Task:
Gather every line that includes the word "Vive", please.

Provided entries:
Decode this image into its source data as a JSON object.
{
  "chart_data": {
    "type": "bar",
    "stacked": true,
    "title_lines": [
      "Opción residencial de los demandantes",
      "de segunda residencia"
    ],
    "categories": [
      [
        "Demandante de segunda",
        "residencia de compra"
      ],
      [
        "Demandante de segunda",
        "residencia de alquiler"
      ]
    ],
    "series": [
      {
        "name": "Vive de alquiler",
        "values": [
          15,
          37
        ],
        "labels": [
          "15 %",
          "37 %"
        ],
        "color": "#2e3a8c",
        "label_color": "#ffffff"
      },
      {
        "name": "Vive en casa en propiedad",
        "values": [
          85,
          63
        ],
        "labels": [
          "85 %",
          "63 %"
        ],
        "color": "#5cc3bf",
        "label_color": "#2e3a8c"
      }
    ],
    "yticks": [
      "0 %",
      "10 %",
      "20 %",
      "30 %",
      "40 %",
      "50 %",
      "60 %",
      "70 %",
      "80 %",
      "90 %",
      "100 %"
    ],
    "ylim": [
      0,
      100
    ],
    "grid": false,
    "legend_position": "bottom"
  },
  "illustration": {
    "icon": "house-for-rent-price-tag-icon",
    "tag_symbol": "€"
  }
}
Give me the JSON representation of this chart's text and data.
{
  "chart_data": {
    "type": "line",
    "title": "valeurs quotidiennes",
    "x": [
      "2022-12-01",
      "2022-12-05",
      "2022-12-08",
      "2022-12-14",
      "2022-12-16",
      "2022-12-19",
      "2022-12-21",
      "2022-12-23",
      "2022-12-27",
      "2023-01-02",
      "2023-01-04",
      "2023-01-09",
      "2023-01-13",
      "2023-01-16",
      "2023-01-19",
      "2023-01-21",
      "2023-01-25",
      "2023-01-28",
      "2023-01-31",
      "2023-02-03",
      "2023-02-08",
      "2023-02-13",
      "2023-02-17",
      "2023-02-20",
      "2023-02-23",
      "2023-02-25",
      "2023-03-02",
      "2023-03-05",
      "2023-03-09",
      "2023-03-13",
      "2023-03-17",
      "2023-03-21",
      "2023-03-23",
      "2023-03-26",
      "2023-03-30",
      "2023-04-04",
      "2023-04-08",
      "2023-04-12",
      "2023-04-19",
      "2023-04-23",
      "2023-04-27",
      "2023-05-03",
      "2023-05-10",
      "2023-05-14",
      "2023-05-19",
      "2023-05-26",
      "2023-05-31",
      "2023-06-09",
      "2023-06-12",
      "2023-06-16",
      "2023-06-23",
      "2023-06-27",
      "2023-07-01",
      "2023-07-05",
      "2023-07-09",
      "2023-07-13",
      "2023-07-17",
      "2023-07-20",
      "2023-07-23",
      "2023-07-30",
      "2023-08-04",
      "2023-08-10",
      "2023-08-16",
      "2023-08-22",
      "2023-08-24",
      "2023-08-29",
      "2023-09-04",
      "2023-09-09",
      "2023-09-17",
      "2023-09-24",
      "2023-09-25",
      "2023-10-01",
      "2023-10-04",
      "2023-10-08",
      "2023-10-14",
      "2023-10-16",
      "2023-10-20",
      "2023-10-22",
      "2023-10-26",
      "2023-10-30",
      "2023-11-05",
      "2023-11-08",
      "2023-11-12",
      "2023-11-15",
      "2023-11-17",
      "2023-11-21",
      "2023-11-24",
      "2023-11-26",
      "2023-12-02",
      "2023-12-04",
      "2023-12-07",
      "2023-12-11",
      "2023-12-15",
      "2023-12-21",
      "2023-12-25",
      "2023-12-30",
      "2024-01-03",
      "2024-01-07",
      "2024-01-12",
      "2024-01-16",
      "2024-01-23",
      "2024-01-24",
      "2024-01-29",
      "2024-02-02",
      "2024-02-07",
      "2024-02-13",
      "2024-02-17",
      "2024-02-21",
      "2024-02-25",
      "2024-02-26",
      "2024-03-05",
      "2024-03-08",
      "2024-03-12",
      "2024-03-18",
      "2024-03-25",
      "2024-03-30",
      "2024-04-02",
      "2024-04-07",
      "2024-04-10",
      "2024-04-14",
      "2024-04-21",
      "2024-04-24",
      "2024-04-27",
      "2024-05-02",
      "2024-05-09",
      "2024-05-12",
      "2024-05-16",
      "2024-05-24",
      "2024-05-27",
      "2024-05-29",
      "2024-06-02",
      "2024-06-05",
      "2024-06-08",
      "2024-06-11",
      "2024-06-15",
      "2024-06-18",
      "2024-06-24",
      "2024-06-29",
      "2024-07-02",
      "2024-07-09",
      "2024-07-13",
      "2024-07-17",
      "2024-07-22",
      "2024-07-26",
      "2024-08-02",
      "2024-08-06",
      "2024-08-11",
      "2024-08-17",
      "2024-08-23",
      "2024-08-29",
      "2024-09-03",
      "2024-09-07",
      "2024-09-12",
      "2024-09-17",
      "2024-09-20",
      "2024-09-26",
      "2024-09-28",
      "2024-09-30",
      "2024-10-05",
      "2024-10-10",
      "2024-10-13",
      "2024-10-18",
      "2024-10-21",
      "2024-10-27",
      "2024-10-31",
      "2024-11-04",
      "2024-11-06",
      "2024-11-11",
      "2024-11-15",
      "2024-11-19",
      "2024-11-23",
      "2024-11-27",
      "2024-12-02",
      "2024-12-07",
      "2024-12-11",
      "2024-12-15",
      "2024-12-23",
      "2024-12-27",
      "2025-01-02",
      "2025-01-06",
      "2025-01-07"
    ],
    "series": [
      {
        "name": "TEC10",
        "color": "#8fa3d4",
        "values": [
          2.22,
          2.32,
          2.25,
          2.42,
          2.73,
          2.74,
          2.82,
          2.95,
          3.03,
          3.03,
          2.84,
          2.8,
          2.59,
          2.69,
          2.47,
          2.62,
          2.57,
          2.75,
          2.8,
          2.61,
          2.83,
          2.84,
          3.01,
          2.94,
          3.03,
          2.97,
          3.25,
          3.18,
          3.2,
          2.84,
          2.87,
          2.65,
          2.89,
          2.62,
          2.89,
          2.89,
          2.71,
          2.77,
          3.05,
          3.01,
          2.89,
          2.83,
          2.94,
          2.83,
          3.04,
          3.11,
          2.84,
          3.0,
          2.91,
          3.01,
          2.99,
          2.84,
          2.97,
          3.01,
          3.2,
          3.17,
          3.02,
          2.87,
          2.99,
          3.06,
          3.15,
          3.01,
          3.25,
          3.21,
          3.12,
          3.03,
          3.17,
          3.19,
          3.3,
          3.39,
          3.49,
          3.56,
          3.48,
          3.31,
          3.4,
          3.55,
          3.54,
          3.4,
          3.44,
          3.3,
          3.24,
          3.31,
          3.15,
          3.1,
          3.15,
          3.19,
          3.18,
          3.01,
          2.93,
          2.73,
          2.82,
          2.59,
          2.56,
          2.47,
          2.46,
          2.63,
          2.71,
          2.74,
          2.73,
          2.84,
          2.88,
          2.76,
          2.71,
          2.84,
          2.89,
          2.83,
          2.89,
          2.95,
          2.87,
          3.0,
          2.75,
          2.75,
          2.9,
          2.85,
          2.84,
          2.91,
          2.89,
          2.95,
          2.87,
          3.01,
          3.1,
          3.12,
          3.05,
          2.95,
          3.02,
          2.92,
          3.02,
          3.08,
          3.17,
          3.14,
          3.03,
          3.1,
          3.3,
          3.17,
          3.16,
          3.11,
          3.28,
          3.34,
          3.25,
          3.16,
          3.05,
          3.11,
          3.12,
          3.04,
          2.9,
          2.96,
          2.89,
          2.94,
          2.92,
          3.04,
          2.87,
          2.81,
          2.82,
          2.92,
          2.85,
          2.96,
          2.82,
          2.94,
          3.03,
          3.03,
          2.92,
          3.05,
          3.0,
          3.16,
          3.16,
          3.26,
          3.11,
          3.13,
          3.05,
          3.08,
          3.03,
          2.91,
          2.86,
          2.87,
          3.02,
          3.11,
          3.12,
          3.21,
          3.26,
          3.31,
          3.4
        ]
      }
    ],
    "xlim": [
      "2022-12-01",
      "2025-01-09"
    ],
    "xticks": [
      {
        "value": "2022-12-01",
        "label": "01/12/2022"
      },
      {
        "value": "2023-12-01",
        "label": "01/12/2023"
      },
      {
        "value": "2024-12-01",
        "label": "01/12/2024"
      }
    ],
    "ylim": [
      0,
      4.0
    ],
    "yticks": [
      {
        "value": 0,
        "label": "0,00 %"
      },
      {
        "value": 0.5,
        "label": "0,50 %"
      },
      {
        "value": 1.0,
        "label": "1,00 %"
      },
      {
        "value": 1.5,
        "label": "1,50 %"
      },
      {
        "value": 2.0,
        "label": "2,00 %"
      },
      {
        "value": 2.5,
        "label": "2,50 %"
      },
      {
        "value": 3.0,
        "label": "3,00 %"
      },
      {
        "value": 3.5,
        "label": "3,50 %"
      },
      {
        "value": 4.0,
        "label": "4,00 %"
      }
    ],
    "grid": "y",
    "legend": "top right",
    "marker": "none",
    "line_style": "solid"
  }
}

Final result:
        "name": "Vive de alquiler",
        "name": "Vive en casa en propiedad",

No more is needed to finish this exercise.